» DIRECTIVE:
Return the entries below with every line reproduced verbatim.

### SUPPLIED RECORDS ###

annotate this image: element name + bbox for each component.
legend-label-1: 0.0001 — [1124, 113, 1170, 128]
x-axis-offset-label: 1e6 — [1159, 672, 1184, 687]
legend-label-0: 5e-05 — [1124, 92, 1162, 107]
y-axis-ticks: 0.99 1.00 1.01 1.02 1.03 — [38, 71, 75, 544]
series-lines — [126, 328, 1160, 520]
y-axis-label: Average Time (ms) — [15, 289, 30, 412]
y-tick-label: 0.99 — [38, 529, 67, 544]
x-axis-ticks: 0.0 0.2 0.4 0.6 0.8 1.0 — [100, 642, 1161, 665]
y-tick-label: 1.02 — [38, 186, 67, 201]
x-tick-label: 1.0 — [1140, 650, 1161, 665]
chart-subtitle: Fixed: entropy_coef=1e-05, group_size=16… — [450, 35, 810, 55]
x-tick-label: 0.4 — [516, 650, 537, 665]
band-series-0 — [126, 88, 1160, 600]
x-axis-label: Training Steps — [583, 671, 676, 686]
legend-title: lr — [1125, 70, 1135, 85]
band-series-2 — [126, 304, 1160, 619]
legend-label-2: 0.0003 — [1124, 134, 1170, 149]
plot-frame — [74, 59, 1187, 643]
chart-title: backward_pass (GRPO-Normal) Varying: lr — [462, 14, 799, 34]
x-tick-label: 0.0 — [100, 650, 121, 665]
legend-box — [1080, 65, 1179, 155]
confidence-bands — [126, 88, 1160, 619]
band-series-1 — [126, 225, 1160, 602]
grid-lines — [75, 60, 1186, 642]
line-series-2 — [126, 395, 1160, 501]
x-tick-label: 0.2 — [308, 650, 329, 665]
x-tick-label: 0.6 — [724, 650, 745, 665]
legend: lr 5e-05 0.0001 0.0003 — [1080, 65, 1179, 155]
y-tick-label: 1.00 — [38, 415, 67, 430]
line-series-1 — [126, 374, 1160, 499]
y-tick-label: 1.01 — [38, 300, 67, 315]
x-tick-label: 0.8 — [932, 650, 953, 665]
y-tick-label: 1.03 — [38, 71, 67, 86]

###

» EXPECTED ANSWER:
annotate this image: element name + bbox for each component.
legend-label-1: 0.0001 — [1124, 113, 1170, 128]
x-axis-offset-label: 1e6 — [1159, 672, 1184, 687]
legend-label-0: 5e-05 — [1124, 92, 1162, 107]
y-axis-ticks: 0.99 1.00 1.01 1.02 1.03 — [38, 71, 75, 544]
series-lines — [126, 328, 1160, 520]
y-axis-label: Average Time (ms) — [15, 289, 30, 412]
y-tick-label: 0.99 — [38, 529, 67, 544]
x-axis-ticks: 0.0 0.2 0.4 0.6 0.8 1.0 — [100, 642, 1161, 665]
y-tick-label: 1.02 — [38, 186, 67, 201]
x-tick-label: 1.0 — [1140, 650, 1161, 665]
chart-subtitle: Fixed: entropy_coef=1e-05, group_size=16… — [450, 35, 810, 55]
x-tick-label: 0.4 — [516, 650, 537, 665]
band-series-0 — [126, 88, 1160, 600]
x-axis-label: Training Steps — [583, 671, 676, 686]
legend-title: lr — [1125, 70, 1135, 85]
band-series-2 — [126, 304, 1160, 619]
legend-label-2: 0.0003 — [1124, 134, 1170, 149]
plot-frame — [74, 59, 1187, 643]
chart-title: backward_pass (GRPO-Normal) Varying: lr — [462, 14, 799, 34]
x-tick-label: 0.0 — [100, 650, 121, 665]
legend-box — [1080, 65, 1179, 155]
confidence-bands — [126, 88, 1160, 619]
band-series-1 — [126, 225, 1160, 602]
grid-lines — [75, 60, 1186, 642]
line-series-2 — [126, 395, 1160, 501]
x-tick-label: 0.2 — [308, 650, 329, 665]
x-tick-label: 0.6 — [724, 650, 745, 665]
legend: lr 5e-05 0.0001 0.0003 — [1080, 65, 1179, 155]
y-tick-label: 1.00 — [38, 415, 67, 430]
line-series-1 — [126, 374, 1160, 499]
y-tick-label: 1.01 — [38, 300, 67, 315]
x-tick-label: 0.8 — [932, 650, 953, 665]
y-tick-label: 1.03 — [38, 71, 67, 86]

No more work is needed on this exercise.